§ Short problem
Retype each line of the material exactly, please, skipping any picture in it.

§ Dataset content
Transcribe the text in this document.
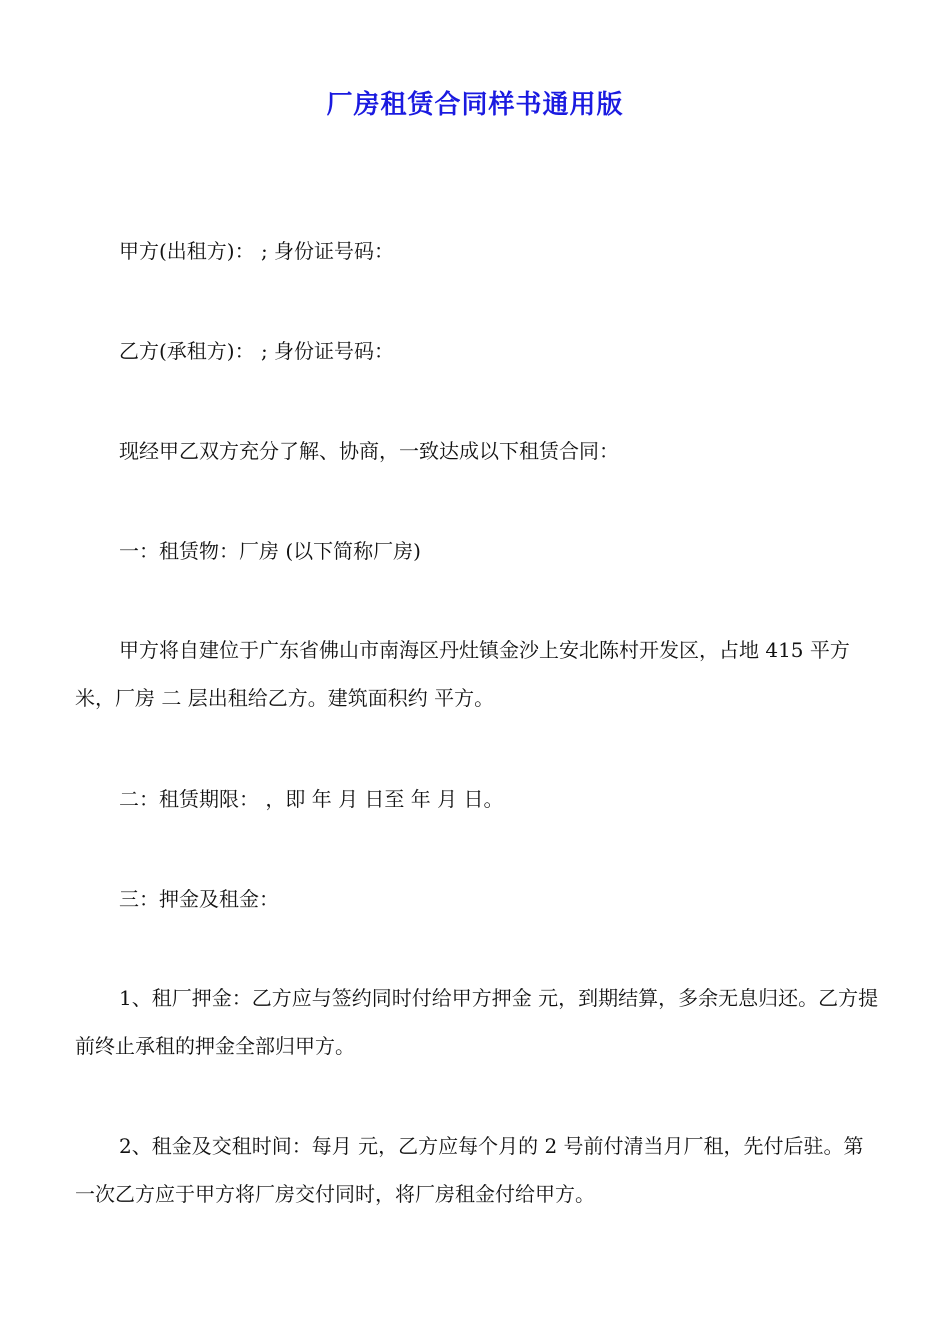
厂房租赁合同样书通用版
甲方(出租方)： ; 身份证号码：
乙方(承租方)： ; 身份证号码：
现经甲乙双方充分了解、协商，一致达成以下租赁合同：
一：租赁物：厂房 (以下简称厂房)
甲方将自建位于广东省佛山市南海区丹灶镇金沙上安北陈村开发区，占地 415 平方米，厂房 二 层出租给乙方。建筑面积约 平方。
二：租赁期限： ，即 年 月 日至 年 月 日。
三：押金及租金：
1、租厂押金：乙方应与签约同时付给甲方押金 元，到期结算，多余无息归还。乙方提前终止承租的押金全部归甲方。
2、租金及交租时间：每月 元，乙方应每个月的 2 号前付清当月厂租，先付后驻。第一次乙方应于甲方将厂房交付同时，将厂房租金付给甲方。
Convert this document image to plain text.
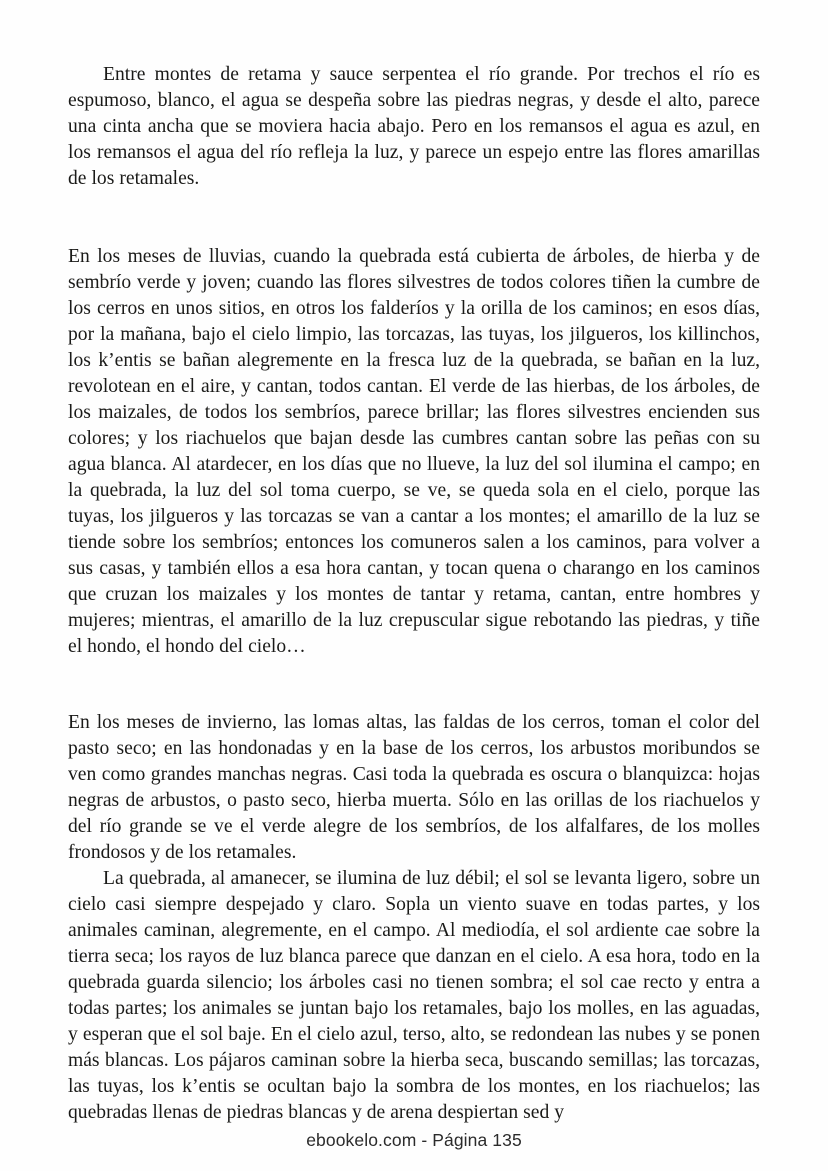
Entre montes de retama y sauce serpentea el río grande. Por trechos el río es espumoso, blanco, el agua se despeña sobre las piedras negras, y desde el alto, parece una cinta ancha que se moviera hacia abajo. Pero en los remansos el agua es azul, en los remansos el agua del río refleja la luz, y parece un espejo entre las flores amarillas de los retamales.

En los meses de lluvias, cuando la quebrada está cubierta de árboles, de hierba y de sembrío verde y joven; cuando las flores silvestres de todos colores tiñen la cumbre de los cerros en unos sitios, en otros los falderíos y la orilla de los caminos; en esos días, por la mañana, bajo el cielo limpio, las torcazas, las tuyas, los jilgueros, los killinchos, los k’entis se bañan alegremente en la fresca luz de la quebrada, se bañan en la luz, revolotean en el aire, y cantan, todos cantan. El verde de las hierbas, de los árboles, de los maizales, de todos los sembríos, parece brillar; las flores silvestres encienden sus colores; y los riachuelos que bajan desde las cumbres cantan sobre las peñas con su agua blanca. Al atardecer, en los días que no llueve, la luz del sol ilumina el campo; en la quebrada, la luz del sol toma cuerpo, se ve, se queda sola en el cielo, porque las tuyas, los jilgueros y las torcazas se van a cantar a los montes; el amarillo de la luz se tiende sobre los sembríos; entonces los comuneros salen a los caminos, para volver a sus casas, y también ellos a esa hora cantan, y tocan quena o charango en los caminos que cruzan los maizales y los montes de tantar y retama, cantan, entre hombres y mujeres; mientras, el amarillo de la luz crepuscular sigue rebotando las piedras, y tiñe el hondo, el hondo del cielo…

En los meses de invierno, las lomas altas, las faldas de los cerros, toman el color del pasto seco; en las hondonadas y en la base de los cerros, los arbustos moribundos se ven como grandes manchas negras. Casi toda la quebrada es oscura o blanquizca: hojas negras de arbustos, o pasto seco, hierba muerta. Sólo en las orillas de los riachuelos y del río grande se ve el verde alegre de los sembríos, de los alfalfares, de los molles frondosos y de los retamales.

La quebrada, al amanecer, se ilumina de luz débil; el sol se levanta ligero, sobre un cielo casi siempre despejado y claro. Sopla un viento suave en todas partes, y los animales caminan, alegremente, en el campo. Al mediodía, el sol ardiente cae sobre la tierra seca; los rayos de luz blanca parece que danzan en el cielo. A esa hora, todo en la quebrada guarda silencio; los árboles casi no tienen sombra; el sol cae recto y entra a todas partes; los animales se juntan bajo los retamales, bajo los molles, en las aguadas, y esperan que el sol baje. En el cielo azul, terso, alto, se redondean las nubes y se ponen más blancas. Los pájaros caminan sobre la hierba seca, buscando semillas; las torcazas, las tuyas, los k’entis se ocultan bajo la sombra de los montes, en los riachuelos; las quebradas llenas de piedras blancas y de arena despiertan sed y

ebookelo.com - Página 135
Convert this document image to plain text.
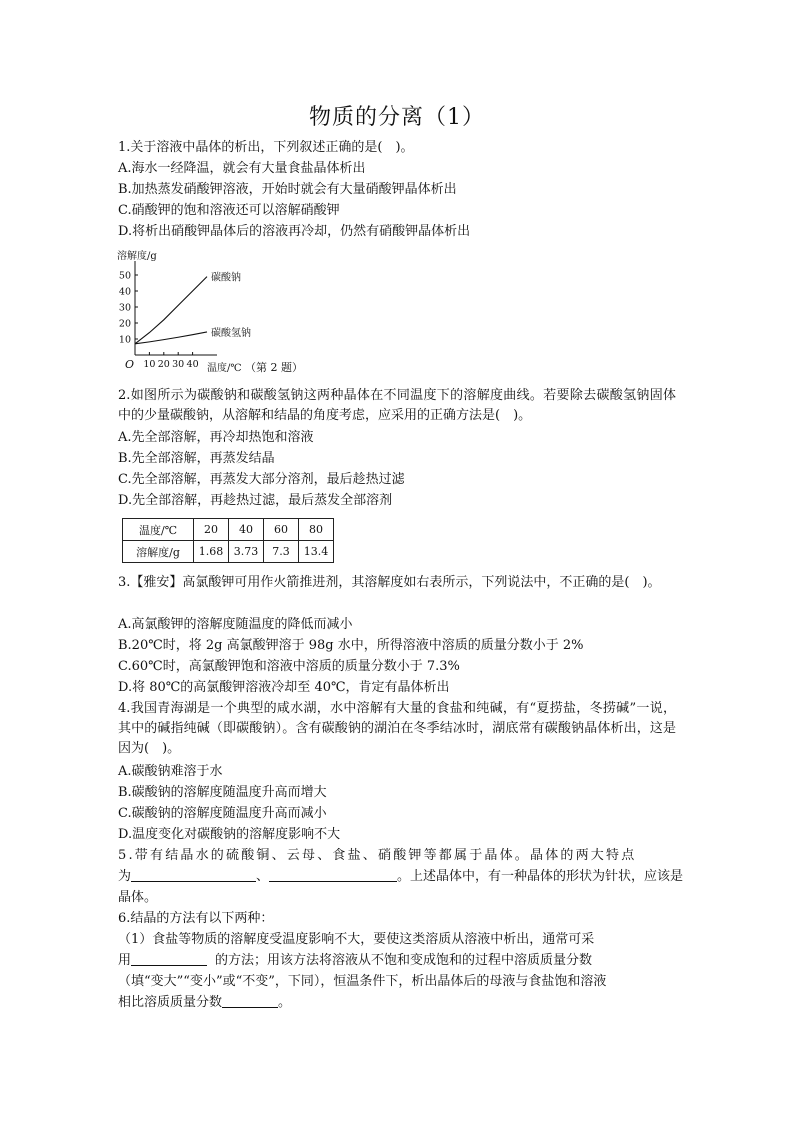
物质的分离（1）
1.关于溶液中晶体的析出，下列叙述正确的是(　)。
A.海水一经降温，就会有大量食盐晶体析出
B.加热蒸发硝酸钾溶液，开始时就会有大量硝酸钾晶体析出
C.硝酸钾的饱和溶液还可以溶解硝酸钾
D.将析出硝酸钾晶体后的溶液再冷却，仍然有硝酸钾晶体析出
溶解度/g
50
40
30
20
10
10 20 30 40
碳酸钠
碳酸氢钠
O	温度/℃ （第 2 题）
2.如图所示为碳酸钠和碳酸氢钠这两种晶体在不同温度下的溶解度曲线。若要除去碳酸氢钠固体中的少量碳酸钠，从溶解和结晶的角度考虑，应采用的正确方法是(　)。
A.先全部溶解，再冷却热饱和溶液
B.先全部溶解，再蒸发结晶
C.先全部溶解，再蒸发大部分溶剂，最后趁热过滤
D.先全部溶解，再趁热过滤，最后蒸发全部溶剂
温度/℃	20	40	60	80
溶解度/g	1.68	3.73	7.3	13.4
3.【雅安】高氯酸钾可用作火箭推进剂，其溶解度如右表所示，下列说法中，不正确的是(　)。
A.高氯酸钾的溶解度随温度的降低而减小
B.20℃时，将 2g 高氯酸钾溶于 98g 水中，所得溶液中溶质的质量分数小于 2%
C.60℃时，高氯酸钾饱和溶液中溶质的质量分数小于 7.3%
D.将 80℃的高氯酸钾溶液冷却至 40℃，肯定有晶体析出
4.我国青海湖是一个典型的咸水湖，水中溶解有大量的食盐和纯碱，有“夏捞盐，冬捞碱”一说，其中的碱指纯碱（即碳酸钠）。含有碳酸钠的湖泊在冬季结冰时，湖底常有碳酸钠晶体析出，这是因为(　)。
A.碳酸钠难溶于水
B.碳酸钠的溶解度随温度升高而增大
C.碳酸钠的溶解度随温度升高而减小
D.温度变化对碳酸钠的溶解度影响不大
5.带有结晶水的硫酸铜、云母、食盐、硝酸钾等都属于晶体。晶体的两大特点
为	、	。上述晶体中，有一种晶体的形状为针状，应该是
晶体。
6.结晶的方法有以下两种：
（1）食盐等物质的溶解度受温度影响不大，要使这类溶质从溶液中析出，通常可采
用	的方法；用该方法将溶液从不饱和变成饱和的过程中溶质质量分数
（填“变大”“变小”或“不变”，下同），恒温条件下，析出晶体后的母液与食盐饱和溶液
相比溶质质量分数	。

§ Solved problem
Transcribe the text in this document.
厂房租赁合同样书通用版
甲方(出租方)： ; 身份证号码：
乙方(承租方)： ; 身份证号码：
现经甲乙双方充分了解、协商，一致达成以下租赁合同：
一：租赁物：厂房 (以下简称厂房)
甲方将自建位于广东省佛山市南海区丹灶镇金沙上安北陈村开发区，占地 415 平方米，厂房 二 层出租给乙方。建筑面积约 平方。
二：租赁期限： ，即 年 月 日至 年 月 日。
三：押金及租金：
1、租厂押金：乙方应与签约同时付给甲方押金 元，到期结算，多余无息归还。乙方提前终止承租的押金全部归甲方。
2、租金及交租时间：每月 元，乙方应每个月的 2 号前付清当月厂租，先付后驻。第一次乙方应于甲方将厂房交付同时，将厂房租金付给甲方。
Convert this document image to plain text.
Entre montes de retama y sauce serpentea el río grande. Por trechos el río es espumoso, blanco, el agua se despeña sobre las piedras negras, y desde el alto, parece una cinta ancha que se moviera hacia abajo. Pero en los remansos el agua es azul, en los remansos el agua del río refleja la luz, y parece un espejo entre las flores amarillas de los retamales.

En los meses de lluvias, cuando la quebrada está cubierta de árboles, de hierba y de sembrío verde y joven; cuando las flores silvestres de todos colores tiñen la cumbre de los cerros en unos sitios, en otros los falderíos y la orilla de los caminos; en esos días, por la mañana, bajo el cielo limpio, las torcazas, las tuyas, los jilgueros, los killinchos, los k’entis se bañan alegremente en la fresca luz de la quebrada, se bañan en la luz, revolotean en el aire, y cantan, todos cantan. El verde de las hierbas, de los árboles, de los maizales, de todos los sembríos, parece brillar; las flores silvestres encienden sus colores; y los riachuelos que bajan desde las cumbres cantan sobre las peñas con su agua blanca. Al atardecer, en los días que no llueve, la luz del sol ilumina el campo; en la quebrada, la luz del sol toma cuerpo, se ve, se queda sola en el cielo, porque las tuyas, los jilgueros y las torcazas se van a cantar a los montes; el amarillo de la luz se tiende sobre los sembríos; entonces los comuneros salen a los caminos, para volver a sus casas, y también ellos a esa hora cantan, y tocan quena o charango en los caminos que cruzan los maizales y los montes de tantar y retama, cantan, entre hombres y mujeres; mientras, el amarillo de la luz crepuscular sigue rebotando las piedras, y tiñe el hondo, el hondo del cielo…

En los meses de invierno, las lomas altas, las faldas de los cerros, toman el color del pasto seco; en las hondonadas y en la base de los cerros, los arbustos moribundos se ven como grandes manchas negras. Casi toda la quebrada es oscura o blanquizca: hojas negras de arbustos, o pasto seco, hierba muerta. Sólo en las orillas de los riachuelos y del río grande se ve el verde alegre de los sembríos, de los alfalfares, de los molles frondosos y de los retamales.

La quebrada, al amanecer, se ilumina de luz débil; el sol se levanta ligero, sobre un cielo casi siempre despejado y claro. Sopla un viento suave en todas partes, y los animales caminan, alegremente, en el campo. Al mediodía, el sol ardiente cae sobre la tierra seca; los rayos de luz blanca parece que danzan en el cielo. A esa hora, todo en la quebrada guarda silencio; los árboles casi no tienen sombra; el sol cae recto y entra a todas partes; los animales se juntan bajo los retamales, bajo los molles, en las aguadas, y esperan que el sol baje. En el cielo azul, terso, alto, se redondean las nubes y se ponen más blancas. Los pájaros caminan sobre la hierba seca, buscando semillas; las torcazas, las tuyas, los k’entis se ocultan bajo la sombra de los montes, en los riachuelos; las quebradas llenas de piedras blancas y de arena despiertan sed y

ebookelo.com - Página 135
Convert this document image to plain text.
物质的分离（1）
1.关于溶液中晶体的析出，下列叙述正确的是(　)。
A.海水一经降温，就会有大量食盐晶体析出
B.加热蒸发硝酸钾溶液，开始时就会有大量硝酸钾晶体析出
C.硝酸钾的饱和溶液还可以溶解硝酸钾
D.将析出硝酸钾晶体后的溶液再冷却，仍然有硝酸钾晶体析出
溶解度/g
50
40
30
20
10
10 20 30 40
碳酸钠
碳酸氢钠
O	温度/℃ （第 2 题）
2.如图所示为碳酸钠和碳酸氢钠这两种晶体在不同温度下的溶解度曲线。若要除去碳酸氢钠固体中的少量碳酸钠，从溶解和结晶的角度考虑，应采用的正确方法是(　)。
A.先全部溶解，再冷却热饱和溶液
B.先全部溶解，再蒸发结晶
C.先全部溶解，再蒸发大部分溶剂，最后趁热过滤
D.先全部溶解，再趁热过滤，最后蒸发全部溶剂
温度/℃	20	40	60	80
溶解度/g	1.68	3.73	7.3	13.4
3.【雅安】高氯酸钾可用作火箭推进剂，其溶解度如右表所示，下列说法中，不正确的是(　)。
A.高氯酸钾的溶解度随温度的降低而减小
B.20℃时，将 2g 高氯酸钾溶于 98g 水中，所得溶液中溶质的质量分数小于 2%
C.60℃时，高氯酸钾饱和溶液中溶质的质量分数小于 7.3%
D.将 80℃的高氯酸钾溶液冷却至 40℃，肯定有晶体析出
4.我国青海湖是一个典型的咸水湖，水中溶解有大量的食盐和纯碱，有“夏捞盐，冬捞碱”一说，其中的碱指纯碱（即碳酸钠）。含有碳酸钠的湖泊在冬季结冰时，湖底常有碳酸钠晶体析出，这是因为(　)。
A.碳酸钠难溶于水
B.碳酸钠的溶解度随温度升高而增大
C.碳酸钠的溶解度随温度升高而减小
D.温度变化对碳酸钠的溶解度影响不大
5.带有结晶水的硫酸铜、云母、食盐、硝酸钾等都属于晶体。晶体的两大特点
为	、	。上述晶体中，有一种晶体的形状为针状，应该是
晶体。
6.结晶的方法有以下两种：
（1）食盐等物质的溶解度受温度影响不大，要使这类溶质从溶液中析出，通常可采
用	的方法；用该方法将溶液从不饱和变成饱和的过程中溶质质量分数
（填“变大”“变小”或“不变”，下同），恒温条件下，析出晶体后的母液与食盐饱和溶液
相比溶质质量分数	。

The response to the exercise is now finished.